Juana Castro. Prólogo de Olvido García Valdés. Ed. Fundación José Manuel Lara, Sevilla, 2010. 290 pp.

La poesía de Juana Castro (Villanueva de Córdoba, 1945) es ya herencia de todos. En 1978 publicó Cóncava mujer y en años sucesivos fueron apareciendo poemarios que organizaban mundo y pensamiento de una poeta necesaria. Los títulos más relevantes son, a mi parecer, Arte de cetrería (1989), Del color de los ríos (2000) y Los cuerpos oscuros (2005). De toda su obra se recogen composiciones en Heredad . Se incluye en la antología, además, un nuevo libro entero, Cartas de enero .

Con la penetración de costumbre, Olvido García Valdés estudia en el prólogo la poesía de Juana Castro, que con Heredad «nombra no sólo lo recibido, lo que viene de atrás, sino un largo trabajo de reflexión y crítica (...) y una opción estética que la escritura elige para insertarse en la tradición heredada, y darle continuidad, modificarla, engrandecerla, y pensar de nuevo en pasarla, en transmitirla»; pero tal engrandecimiento se efectúa desde una conciencia de mujer. La valoración última que realiza García Valdés se resume en estas palabras: «Quizá lo más atractivo e inquietante de esta poesía, lo que la haga perdurable, sea su poder de deslizamiento, de delirio , la altura hiriente de una extraña sintaxis (arte de cetrería), el airado poder de una rabia antigua que fluye en sus voces y que enlaza presente y pasado, con la clara intención de dotar a las mujeres de ser y de historia».

◆ **Tareas propuestas**
A. ¿Puedes reescribir como una lista breve, sin perder los datos principales, el párrafo de la reseña sobre Heredad que empieza con «La poesía de Juana Castro»?
B. ¿Podrías devolver sin cambio alguno el tramo de la reseña sobre Heredad que se abre con las palabras que contienen "Juana Castro. Prólogo" y se cierra con "Cartas de enero ."?
C. ¿Puedes llevar más allá la reseña sobre la antología Heredad de Juana Castro y escribir lo que seguiría tras su última frase?

◆ **Material proporcionado**
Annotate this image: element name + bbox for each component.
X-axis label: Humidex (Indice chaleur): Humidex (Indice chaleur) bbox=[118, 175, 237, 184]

◆ **Respuestas del ejercicio**
A.
- Juana Castro nació en Villanueva de Córdoba en 1945.
- En 1978 publicó Cóncava mujer, y en los años siguientes aparecieron otros poemarios.
- Según la reseña, sus títulos más relevantes son Arte de cetrería (1989), Del color de los ríos (2000) y Los cuerpos oscuros (2005).
- Heredad reúne composiciones de toda su obra e incluye además un libro nuevo completo, Cartas de enero.

B.
Juana Castro. Prólogo de Olvido García Valdés. Ed. Fundación José Manuel Lara, Sevilla, 2010. 290 pp.

La poesía de Juana Castro (Villanueva de Córdoba, 1945) es ya herencia de todos. En 1978 publicó Cóncava mujer y en años sucesivos fueron apareciendo poemarios que organizaban mundo y pensamiento de una poeta necesaria. Los títulos más relevantes son, a mi parecer, Arte de cetrería (1989), Del color de los ríos (2000) y Los cuerpos oscuros (2005). De toda su obra se recogen composiciones en Heredad . Se incluye en la antología, además, un nuevo libro entero, Cartas de enero .

C.
Me voy a referir única y brevemente a Cartas de enero , del nuevo libro de Juana Castro, con dos partes bien distintas. La primera es un retorno, una bajada a los infiernos, un regreso a la niñez elaborado por la memoria con aguda conciencia del decurso temporal. Tal conciencia origina el contraste entre el presente -”el aquí y el ahora adultos y el ayer de una niña rural convocada por el recuerdo-”. Otro contraste brota de la dura realidad frente a los sueños de la niña. Ellos, los adultos, representan el trabajo, las convenciones, los límites; ella, la libertad, la fantasía. Es la conciencia adulta la que permite juzgar lo que la niña apenas comprendía: «Papá, padre, por qué / pegabas a las bestias / si yo no lo sabía y nunca supe». En la segunda parte de Cartas de enero es la conciencia de mujer la que aparece. Voz de mujer que da voz a la mujer sin voz, por ejemplo, a la eterna servidora o esclava de sus amos, los hombres. Estos no ven más que la apariencia en aquello que para la mujer no es mero brillo, sino vida y sustancia. «Toda la piel del mundo» es poema significativo en este sentido, pues tras la piel de un bolso de mujer, juzgado por los hombres como «cosa de mujeres, tontería», discurre toda una vida. Pero el gran poema de todo el libro es «Carta al hermano»: «Aquel hueco terrible / en los brazos de la madre» es el signo más hondo de la desolación y el vacío, del dolor que la madre (las madres) rumian en su soledad.